[Begin]

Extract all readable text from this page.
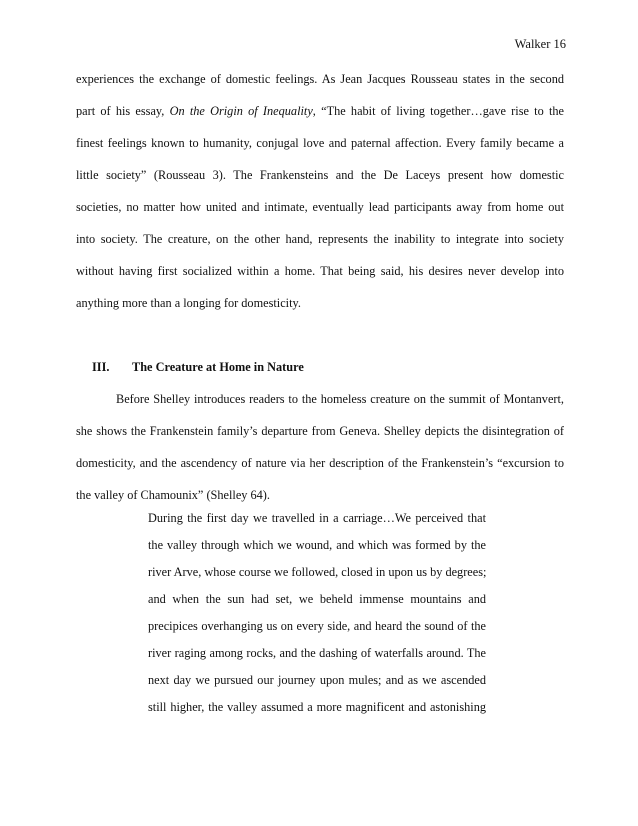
Walker 16
experiences the exchange of domestic feelings. As Jean Jacques Rousseau states in the second
part of his essay, On the Origin of Inequality, “The habit of living together…gave rise to the
finest feelings known to humanity, conjugal love and paternal affection. Every family became a
little society” (Rousseau 3). The Frankensteins and the De Laceys present how domestic
societies, no matter how united and intimate, eventually lead participants away from home out
into society. The creature, on the other hand, represents the inability to integrate into society
without having first socialized within a home. That being said, his desires never develop into
anything more than a longing for domesticity.
III. The Creature at Home in Nature
Before Shelley introduces readers to the homeless creature on the summit of Montanvert,
she shows the Frankenstein family’s departure from Geneva. Shelley depicts the disintegration of
domesticity, and the ascendency of nature via her description of the Frankenstein’s “excursion to
the valley of Chamounix” (Shelley 64).
During the first day we travelled in a carriage…We perceived that
the valley through which we wound, and which was formed by the
river Arve, whose course we followed, closed in upon us by degrees;
and when the sun had set, we beheld immense mountains and
precipices overhanging us on every side, and heard the sound of the
river raging among rocks, and the dashing of waterfalls around. The
next day we pursued our journey upon mules; and as we ascended
still higher, the valley assumed a more magnificent and astonishing
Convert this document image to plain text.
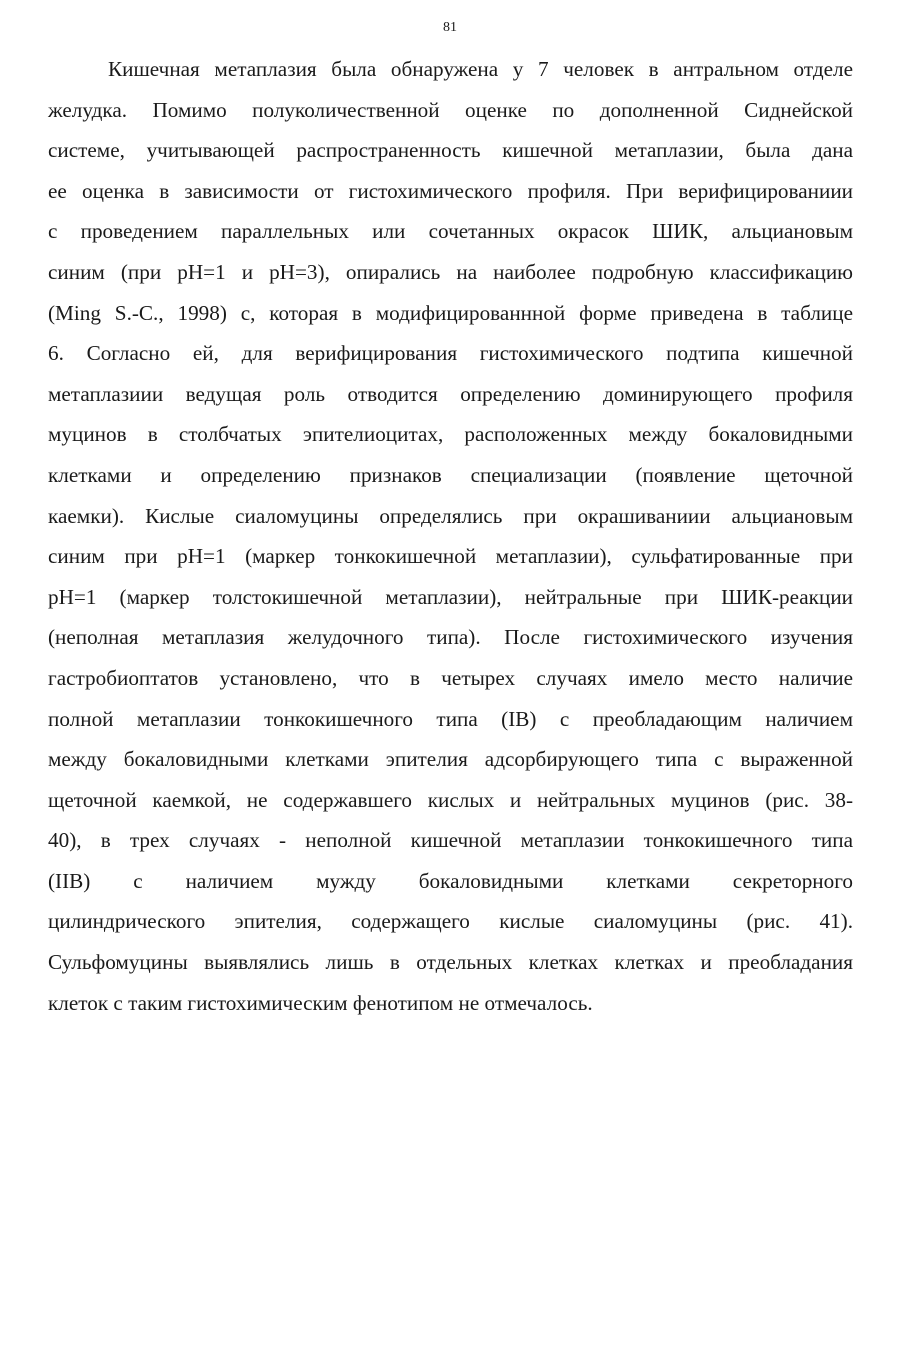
81
Кишечная метаплазия была обнаружена у 7 человек в антральном отделе
желудка. Помимо полуколичественной оценке по дополненной Сиднейской
системе, учитывающей распространенность кишечной метаплазии, была дана
ее оценка в зависимости от гистохимического профиля. При верифицированиии
с проведением параллельных или сочетанных окрасок ШИК, альциановым
синим (при pH=1 и pH=3), опирались на наиболее подробную классификацию
(Ming S.-C., 1998) с, которая в модифицированнной форме приведена в таблице
6. Согласно ей, для верифицирования гистохимического подтипа кишечной
метаплазиии ведущая роль отводится определению доминирующего профиля
муцинов в столбчатых эпителиоцитах, расположенных между бокаловидными
клетками и определению признаков специализации (появление щеточной
каемки). Кислые сиаломуцины определялись при окрашиваниии альциановым
синим при pH=1 (маркер тонкокишечной метаплазии), сульфатированные при
pH=1 (маркер толстокишечной метаплазии), нейтральные при ШИК-реакции
(неполная метаплазия желудочного типа). После гистохимического изучения
гастробиоптатов установлено, что в четырех случаях имело место наличие
полной метаплазии тонкокишечного типа (IB) с преобладающим наличием
между бокаловидными клетками эпителия адсорбирующего типа с выраженной
щеточной каемкой, не содержавшего кислых и нейтральных муцинов (рис. 38-
40), в трех случаях - неполной кишечной метаплазии тонкокишечного типа
(IIB) с наличием мужду бокаловидными клетками секреторного
цилиндрического эпителия, содержащего кислые сиаломуцины (рис. 41).
Сульфомуцины выявлялись лишь в отдельных клетках клетках и преобладания
клеток с таким гистохимическим фенотипом не отмечалось.
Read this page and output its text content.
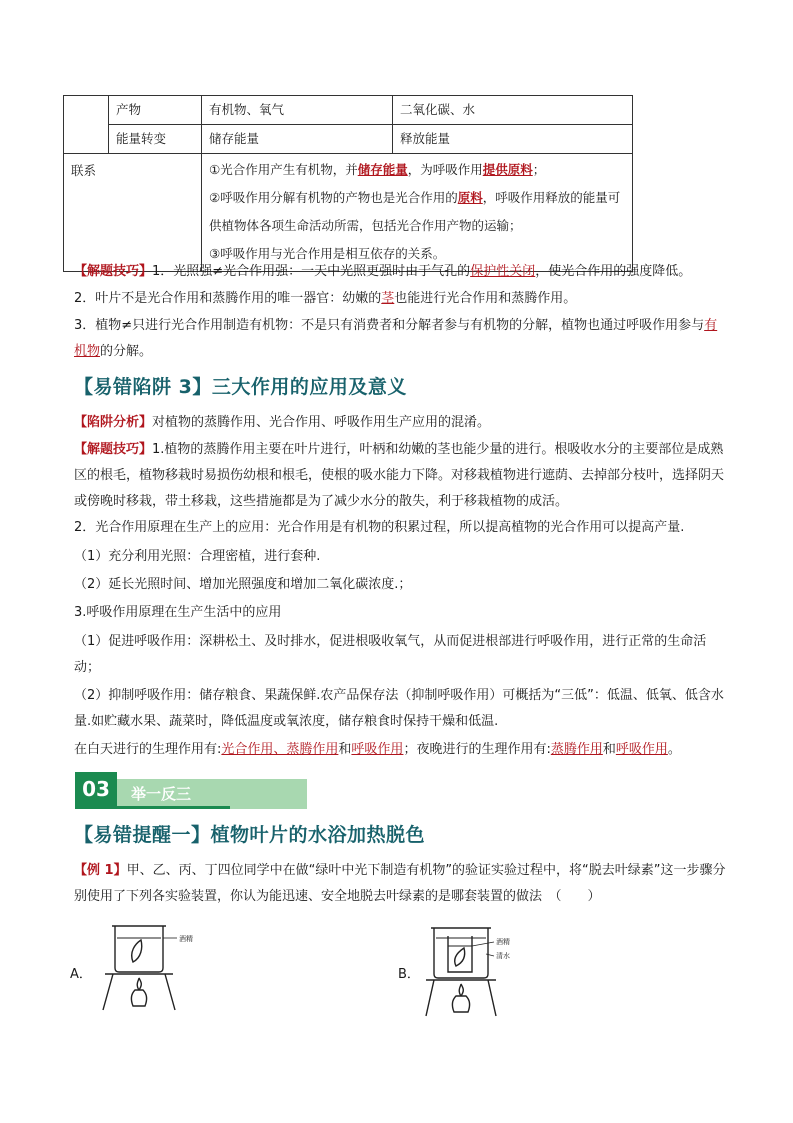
	产物	有机物、氧气	二氧化碳、水
	能量转变	储存能量	释放能量
联系		①光合作用产生有机物，并储存能量，为呼吸作用提供原料；
②呼吸作用分解有机物的产物也是光合作用的原料，呼吸作用释放的能量可供植物体各项生命活动所需，包括光合作用产物的运输；
③呼吸作用与光合作用是相互依存的关系。	
【解题技巧】1．光照强≠光合作用强：一天中光照更强时由于气孔的保护性关闭，使光合作用的强度降低。
2．叶片不是光合作用和蒸腾作用的唯一器官：幼嫩的茎也能进行光合作用和蒸腾作用。
3．植物≠只进行光合作用制造有机物：不是只有消费者和分解者参与有机物的分解，植物也通过呼吸作用参与有机物的分解。
【易错陷阱 3】三大作用的应用及意义
【陷阱分析】对植物的蒸腾作用、光合作用、呼吸作用生产应用的混淆。
【解题技巧】1.植物的蒸腾作用主要在叶片进行，叶柄和幼嫩的茎也能少量的进行。根吸收水分的主要部位是成熟区的根毛，植物移栽时易损伤幼根和根毛，使根的吸水能力下降。对移栽植物进行遮荫、去掉部分枝叶，选择阴天或傍晚时移栽，带土移栽，这些措施都是为了减少水分的散失，利于移栽植物的成活。
2．光合作用原理在生产上的应用：光合作用是有机物的积累过程，所以提高植物的光合作用可以提高产量.
（1）充分利用光照：合理密植，进行套种.
（2）延长光照时间、增加光照强度和增加二氧化碳浓度.；
3.呼吸作用原理在生产生活中的应用
（1）促进呼吸作用：深耕松土、及时排水，促进根吸收氧气，从而促进根部进行呼吸作用，进行正常的生命活动；
（2）抑制呼吸作用：储存粮食、果蔬保鲜.农产品保存法（抑制呼吸作用）可概括为“三低”：低温、低氧、低含水量.如贮藏水果、蔬菜时，降低温度或氧浓度，储存粮食时保持干燥和低温.
在白天进行的生理作用有:光合作用、蒸腾作用和呼吸作用；夜晚进行的生理作用有:蒸腾作用和呼吸作用。
举一反三
03
【易错提醒一】植物叶片的水浴加热脱色
【例 1】甲、乙、丙、丁四位同学中在做“绿叶中光下制造有机物”的验证实验过程中，将“脱去叶绿素”这一步骤分别使用了下列各实验装置，你认为能迅速、安全地脱去叶绿素的是哪套装置的做法　 （　　）
A．	B．
酒精	酒精
清水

[End]

*Stated exercise*
Copy all lines of the listing above that contain the string "между".

*Finished answer*
муцинов в столбчатых эпителиоцитах, расположенных между бокаловидными
между бокаловидными клетками эпителия адсорбирующего типа с выраженной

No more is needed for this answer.